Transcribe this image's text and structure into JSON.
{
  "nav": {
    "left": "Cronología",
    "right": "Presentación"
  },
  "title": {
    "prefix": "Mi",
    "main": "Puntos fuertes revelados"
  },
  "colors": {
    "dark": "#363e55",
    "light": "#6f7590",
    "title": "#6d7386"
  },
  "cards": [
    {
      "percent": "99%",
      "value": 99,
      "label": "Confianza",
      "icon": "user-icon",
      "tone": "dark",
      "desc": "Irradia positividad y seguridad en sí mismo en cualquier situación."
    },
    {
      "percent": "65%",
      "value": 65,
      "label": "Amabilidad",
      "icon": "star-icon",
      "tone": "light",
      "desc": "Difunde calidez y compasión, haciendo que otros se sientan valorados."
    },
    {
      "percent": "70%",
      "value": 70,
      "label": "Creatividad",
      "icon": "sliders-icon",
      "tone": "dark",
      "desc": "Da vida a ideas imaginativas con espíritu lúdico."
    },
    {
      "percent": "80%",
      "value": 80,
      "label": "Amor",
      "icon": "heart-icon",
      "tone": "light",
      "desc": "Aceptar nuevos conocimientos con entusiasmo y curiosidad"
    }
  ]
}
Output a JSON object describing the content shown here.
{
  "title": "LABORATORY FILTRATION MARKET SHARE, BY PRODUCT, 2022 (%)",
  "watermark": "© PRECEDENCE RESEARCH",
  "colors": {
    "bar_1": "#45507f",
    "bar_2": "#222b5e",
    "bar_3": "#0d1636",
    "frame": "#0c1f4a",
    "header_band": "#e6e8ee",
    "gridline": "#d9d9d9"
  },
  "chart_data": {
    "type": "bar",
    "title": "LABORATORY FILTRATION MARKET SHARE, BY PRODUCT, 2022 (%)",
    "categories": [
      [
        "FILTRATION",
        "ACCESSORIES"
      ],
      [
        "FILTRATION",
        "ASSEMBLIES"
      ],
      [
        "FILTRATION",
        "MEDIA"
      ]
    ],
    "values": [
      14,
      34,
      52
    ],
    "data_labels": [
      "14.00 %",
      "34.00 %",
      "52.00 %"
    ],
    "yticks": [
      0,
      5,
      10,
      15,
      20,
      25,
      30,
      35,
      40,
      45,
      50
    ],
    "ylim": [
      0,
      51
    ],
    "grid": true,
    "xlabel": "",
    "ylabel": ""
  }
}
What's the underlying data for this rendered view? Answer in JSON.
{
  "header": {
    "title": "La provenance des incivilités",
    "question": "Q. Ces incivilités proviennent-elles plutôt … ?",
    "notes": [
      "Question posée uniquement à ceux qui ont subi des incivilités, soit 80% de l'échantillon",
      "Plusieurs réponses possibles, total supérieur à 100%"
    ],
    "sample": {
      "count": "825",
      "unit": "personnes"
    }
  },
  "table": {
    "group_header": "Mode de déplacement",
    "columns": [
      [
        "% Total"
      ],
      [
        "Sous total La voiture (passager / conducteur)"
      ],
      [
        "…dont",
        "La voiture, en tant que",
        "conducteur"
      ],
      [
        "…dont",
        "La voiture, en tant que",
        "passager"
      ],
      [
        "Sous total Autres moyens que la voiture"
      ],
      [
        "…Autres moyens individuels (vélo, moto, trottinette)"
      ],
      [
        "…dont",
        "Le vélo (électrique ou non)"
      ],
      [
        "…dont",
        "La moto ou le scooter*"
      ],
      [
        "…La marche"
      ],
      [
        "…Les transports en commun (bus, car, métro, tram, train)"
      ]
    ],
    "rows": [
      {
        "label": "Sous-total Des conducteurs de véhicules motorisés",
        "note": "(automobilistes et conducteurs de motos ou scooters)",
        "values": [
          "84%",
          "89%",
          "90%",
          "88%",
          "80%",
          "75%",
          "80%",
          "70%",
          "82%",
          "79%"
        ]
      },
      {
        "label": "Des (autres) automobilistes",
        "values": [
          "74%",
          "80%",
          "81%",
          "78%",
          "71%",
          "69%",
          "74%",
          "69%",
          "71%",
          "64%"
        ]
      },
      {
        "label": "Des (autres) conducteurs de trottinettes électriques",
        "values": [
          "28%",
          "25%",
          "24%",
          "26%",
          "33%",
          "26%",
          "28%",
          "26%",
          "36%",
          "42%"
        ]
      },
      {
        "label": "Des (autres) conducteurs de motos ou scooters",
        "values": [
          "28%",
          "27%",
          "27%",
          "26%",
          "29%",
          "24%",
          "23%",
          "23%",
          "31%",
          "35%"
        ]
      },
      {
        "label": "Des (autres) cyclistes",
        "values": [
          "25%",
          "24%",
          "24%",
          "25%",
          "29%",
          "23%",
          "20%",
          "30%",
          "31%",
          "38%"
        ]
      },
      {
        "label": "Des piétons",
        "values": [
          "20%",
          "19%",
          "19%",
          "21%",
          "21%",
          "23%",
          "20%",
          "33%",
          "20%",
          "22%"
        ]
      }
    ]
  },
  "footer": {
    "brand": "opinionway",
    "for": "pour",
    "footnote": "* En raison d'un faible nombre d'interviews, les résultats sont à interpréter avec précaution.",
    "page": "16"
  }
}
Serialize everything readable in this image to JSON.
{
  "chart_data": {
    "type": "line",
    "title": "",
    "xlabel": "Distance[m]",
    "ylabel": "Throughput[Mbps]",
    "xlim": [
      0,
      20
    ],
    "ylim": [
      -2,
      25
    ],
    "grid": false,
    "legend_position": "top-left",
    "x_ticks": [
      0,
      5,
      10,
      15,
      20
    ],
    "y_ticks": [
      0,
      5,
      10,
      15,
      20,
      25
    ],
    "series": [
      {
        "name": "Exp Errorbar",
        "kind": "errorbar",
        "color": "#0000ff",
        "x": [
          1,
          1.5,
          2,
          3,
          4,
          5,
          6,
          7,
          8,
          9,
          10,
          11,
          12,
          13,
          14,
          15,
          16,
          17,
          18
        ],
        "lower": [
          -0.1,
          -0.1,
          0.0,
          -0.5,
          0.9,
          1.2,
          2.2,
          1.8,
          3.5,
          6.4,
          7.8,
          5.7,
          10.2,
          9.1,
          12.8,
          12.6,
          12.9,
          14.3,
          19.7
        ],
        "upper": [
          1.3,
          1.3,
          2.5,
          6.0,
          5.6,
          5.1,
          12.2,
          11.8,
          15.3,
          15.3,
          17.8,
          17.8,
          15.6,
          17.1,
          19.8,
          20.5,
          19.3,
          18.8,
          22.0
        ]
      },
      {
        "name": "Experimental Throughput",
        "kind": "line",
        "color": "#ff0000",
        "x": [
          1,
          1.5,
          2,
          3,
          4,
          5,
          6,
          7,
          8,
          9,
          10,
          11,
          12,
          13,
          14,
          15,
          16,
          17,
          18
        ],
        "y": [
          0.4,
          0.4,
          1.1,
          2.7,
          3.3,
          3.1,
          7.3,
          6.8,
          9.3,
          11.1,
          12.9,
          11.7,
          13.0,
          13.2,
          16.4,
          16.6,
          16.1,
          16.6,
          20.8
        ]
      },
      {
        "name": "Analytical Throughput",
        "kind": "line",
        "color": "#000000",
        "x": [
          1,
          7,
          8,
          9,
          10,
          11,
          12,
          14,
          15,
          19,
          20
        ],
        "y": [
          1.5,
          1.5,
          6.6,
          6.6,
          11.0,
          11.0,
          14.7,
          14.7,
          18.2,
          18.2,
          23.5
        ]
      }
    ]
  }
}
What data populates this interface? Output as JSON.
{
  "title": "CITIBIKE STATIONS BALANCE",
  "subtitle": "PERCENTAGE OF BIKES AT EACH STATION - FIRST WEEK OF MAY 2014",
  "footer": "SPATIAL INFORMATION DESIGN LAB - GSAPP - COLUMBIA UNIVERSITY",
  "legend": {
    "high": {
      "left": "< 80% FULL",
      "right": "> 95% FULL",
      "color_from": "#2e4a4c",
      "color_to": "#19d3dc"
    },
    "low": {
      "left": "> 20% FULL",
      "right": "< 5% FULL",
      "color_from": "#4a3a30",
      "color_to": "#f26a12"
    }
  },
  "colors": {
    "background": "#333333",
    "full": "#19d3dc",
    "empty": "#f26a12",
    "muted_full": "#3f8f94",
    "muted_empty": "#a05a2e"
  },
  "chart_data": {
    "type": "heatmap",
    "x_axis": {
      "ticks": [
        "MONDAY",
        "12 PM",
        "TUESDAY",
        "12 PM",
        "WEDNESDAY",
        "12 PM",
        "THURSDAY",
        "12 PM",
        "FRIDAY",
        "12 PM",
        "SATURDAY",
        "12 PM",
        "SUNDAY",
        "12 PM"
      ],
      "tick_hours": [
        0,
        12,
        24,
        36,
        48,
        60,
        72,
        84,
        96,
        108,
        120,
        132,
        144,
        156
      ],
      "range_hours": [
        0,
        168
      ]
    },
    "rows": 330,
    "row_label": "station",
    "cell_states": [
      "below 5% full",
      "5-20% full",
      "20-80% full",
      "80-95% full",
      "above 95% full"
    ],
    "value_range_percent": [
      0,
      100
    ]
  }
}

************

Exercise aim
Reproduce, word for word, every line starting at the line that contains "What data populates" and ending with the final line of the entries.

Task answer
What data populates this interface? Output as JSON.
{
  "title": "CITIBIKE STATIONS BALANCE",
  "subtitle": "PERCENTAGE OF BIKES AT EACH STATION - FIRST WEEK OF MAY 2014",
  "footer": "SPATIAL INFORMATION DESIGN LAB - GSAPP - COLUMBIA UNIVERSITY",
  "legend": {
    "high": {
      "left": "< 80% FULL",
      "right": "> 95% FULL",
      "color_from": "#2e4a4c",
      "color_to": "#19d3dc"
    },
    "low": {
      "left": "> 20% FULL",
      "right": "< 5% FULL",
      "color_from": "#4a3a30",
      "color_to": "#f26a12"
    }
  },
  "colors": {
    "background": "#333333",
    "full": "#19d3dc",
    "empty": "#f26a12",
    "muted_full": "#3f8f94",
    "muted_empty": "#a05a2e"
  },
  "chart_data": {
    "type": "heatmap",
    "x_axis": {
      "ticks": [
        "MONDAY",
        "12 PM",
        "TUESDAY",
        "12 PM",
        "WEDNESDAY",
        "12 PM",
        "THURSDAY",
        "12 PM",
        "FRIDAY",
        "12 PM",
        "SATURDAY",
        "12 PM",
        "SUNDAY",
        "12 PM"
      ],
      "tick_hours": [
        0,
        12,
        24,
        36,
        48,
        60,
        72,
        84,
        96,
        108,
        120,
        132,
        144,
        156
      ],
      "range_hours": [
        0,
        168
      ]
    },
    "rows": 330,
    "row_label": "station",
    "cell_states": [
      "below 5% full",
      "5-20% full",
      "20-80% full",
      "80-95% full",
      "above 95% full"
    ],
    "value_range_percent": [
      0,
      100
    ]
  }
}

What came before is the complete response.